Data for processing:
::::

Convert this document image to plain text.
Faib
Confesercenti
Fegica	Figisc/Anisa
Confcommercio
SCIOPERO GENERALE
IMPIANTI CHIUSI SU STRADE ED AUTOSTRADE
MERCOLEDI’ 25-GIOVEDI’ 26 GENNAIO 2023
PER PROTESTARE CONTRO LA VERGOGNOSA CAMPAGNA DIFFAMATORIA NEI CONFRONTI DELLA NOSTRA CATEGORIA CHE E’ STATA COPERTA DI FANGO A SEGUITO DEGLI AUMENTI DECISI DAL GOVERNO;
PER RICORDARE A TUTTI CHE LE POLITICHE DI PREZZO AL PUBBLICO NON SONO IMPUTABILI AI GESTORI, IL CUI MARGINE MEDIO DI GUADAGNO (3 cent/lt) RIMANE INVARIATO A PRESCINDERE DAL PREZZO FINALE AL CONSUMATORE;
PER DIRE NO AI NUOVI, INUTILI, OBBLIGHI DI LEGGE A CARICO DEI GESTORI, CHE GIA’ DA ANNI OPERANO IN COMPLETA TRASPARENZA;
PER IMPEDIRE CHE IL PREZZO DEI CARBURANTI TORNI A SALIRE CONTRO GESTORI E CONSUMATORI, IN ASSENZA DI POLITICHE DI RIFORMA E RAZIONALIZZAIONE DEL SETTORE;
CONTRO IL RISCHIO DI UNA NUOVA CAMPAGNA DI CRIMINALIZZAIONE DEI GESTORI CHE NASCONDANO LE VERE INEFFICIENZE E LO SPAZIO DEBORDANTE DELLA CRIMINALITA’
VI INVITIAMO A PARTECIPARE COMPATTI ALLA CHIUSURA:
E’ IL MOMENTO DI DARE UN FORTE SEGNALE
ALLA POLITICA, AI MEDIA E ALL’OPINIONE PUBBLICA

::::

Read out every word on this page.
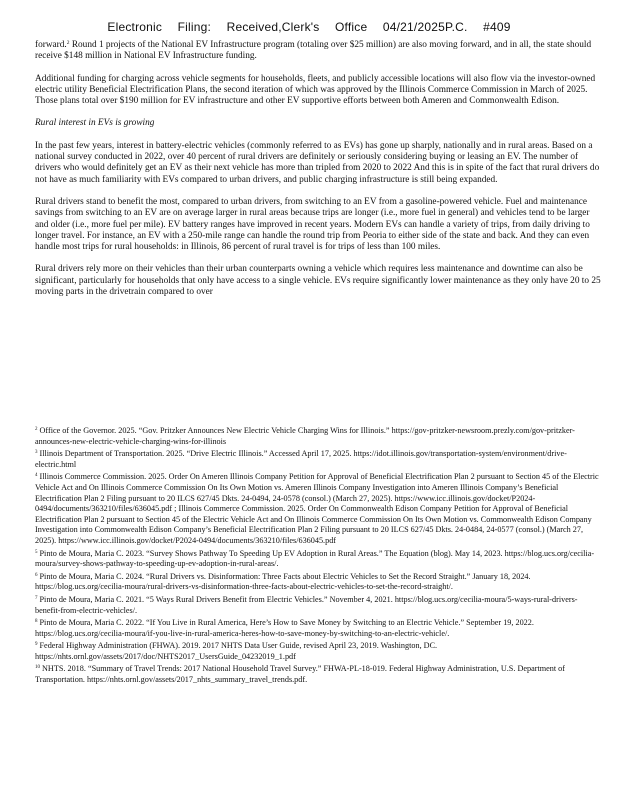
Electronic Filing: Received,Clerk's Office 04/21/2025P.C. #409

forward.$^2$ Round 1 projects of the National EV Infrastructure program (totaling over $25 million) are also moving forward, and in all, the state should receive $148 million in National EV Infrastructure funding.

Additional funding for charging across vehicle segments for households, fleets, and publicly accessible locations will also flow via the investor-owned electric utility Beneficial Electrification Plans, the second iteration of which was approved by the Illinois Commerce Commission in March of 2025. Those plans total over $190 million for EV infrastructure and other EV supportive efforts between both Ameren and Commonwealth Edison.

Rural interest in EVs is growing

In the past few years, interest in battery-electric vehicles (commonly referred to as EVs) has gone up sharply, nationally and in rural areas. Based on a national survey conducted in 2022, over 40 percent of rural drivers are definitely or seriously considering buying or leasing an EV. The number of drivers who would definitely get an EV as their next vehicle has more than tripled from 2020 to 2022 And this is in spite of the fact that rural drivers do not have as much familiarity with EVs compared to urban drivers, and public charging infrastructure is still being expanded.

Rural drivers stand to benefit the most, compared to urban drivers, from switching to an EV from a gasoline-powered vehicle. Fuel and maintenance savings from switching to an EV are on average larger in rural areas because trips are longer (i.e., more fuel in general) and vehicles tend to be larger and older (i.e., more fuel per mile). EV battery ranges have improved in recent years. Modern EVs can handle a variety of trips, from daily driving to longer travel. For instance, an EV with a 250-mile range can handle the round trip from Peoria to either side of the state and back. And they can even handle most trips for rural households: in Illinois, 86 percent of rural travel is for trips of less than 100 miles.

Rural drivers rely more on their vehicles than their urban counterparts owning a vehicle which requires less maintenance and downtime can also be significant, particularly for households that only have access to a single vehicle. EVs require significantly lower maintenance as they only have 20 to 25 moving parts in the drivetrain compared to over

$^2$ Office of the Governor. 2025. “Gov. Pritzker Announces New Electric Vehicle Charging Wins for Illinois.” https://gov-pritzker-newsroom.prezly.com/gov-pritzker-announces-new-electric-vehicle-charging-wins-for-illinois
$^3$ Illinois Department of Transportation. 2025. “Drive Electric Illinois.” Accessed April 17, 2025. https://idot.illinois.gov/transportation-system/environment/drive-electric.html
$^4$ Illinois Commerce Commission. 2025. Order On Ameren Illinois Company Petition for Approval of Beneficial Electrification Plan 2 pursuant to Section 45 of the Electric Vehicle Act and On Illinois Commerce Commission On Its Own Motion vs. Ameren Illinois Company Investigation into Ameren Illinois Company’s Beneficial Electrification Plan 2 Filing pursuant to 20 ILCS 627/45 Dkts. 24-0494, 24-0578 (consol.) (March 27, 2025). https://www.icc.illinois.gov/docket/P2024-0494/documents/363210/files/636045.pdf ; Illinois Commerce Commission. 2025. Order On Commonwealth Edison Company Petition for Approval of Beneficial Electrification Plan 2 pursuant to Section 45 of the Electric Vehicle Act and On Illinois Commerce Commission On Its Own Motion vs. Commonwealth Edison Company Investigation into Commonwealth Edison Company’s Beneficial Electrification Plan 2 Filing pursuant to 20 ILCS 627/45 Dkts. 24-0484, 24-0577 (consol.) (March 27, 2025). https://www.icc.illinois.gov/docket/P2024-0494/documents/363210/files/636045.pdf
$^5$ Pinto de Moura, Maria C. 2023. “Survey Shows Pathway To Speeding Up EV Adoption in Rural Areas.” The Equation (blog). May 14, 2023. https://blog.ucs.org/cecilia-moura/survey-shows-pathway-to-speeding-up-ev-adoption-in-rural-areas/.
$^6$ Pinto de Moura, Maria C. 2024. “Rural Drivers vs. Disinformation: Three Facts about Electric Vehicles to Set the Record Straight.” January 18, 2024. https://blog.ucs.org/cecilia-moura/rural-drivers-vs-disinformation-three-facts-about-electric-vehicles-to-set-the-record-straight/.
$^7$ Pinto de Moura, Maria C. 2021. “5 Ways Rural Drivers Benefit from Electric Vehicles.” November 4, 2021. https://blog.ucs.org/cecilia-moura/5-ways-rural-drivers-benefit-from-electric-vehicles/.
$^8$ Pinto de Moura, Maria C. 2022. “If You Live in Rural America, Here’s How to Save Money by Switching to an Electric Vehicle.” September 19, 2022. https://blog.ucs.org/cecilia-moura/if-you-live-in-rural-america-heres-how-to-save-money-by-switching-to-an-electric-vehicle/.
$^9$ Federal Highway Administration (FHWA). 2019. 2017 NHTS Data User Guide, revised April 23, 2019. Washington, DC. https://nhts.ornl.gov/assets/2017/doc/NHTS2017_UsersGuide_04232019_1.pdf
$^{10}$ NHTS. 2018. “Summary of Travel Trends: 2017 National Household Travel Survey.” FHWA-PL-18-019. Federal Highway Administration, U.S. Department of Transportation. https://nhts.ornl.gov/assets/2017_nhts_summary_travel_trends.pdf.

::::

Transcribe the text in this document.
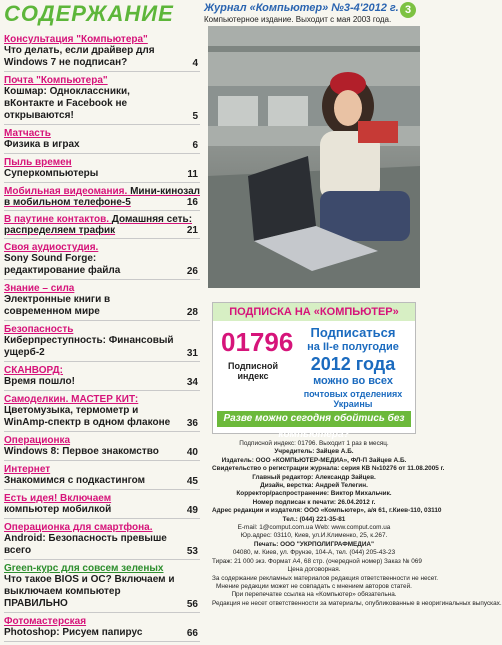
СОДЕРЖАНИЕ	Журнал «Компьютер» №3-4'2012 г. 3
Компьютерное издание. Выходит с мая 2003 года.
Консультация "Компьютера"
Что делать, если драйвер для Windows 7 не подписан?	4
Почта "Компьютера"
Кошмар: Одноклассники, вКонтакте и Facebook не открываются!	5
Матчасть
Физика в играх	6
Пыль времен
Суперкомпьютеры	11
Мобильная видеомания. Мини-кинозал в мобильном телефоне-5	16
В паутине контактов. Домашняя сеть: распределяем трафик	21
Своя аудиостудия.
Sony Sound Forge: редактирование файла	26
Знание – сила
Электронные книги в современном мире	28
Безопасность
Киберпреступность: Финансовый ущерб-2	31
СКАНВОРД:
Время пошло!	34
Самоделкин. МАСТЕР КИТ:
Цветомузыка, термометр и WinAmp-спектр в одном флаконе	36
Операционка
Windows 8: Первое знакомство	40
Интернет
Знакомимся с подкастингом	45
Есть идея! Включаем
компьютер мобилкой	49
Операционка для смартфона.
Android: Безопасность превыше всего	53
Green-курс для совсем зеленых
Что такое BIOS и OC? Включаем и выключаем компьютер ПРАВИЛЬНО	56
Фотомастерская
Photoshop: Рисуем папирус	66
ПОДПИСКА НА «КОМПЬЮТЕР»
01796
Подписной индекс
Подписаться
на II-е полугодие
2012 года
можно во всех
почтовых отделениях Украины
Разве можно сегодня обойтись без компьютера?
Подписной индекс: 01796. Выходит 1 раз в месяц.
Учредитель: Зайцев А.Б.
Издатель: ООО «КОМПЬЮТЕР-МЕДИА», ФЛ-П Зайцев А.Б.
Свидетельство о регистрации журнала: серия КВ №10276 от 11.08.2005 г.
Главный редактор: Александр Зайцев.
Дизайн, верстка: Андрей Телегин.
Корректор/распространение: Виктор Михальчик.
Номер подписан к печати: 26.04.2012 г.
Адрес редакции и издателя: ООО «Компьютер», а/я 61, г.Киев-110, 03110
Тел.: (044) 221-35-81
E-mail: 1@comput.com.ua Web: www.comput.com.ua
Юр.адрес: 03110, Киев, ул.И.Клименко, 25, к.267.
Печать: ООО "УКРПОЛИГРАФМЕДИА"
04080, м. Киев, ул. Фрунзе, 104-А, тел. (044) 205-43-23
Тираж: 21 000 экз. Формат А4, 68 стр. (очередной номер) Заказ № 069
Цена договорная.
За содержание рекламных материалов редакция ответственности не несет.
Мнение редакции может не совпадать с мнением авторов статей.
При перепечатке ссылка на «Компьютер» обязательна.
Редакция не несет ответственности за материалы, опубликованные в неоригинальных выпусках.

::::

Problem description:
Gather and return every line that holds the string "less".

Complete answer:
Rural drivers stand to benefit the most, compared to urban drivers, from switching to an EV from a gasoline-powered vehicle. Fuel and maintenance savings from switching to an EV are on average larger in rural areas because trips are longer (i.e., more fuel in general) and vehicles tend to be larger and older (i.e., more fuel per mile). EV battery ranges have improved in recent years. Modern EVs can handle a variety of trips, from daily driving to longer travel. For instance, an EV with a 250-mile range can handle the round trip from Peoria to either side of the state and back. And they can even handle most trips for rural households: in Illinois, 86 percent of rural travel is for trips of less than 100 miles.
Rural drivers rely more on their vehicles than their urban counterparts owning a vehicle which requires less maintenance and downtime can also be significant, particularly for households that only have access to a single vehicle. EVs require significantly lower maintenance as they only have 20 to 25 moving parts in the drivetrain compared to over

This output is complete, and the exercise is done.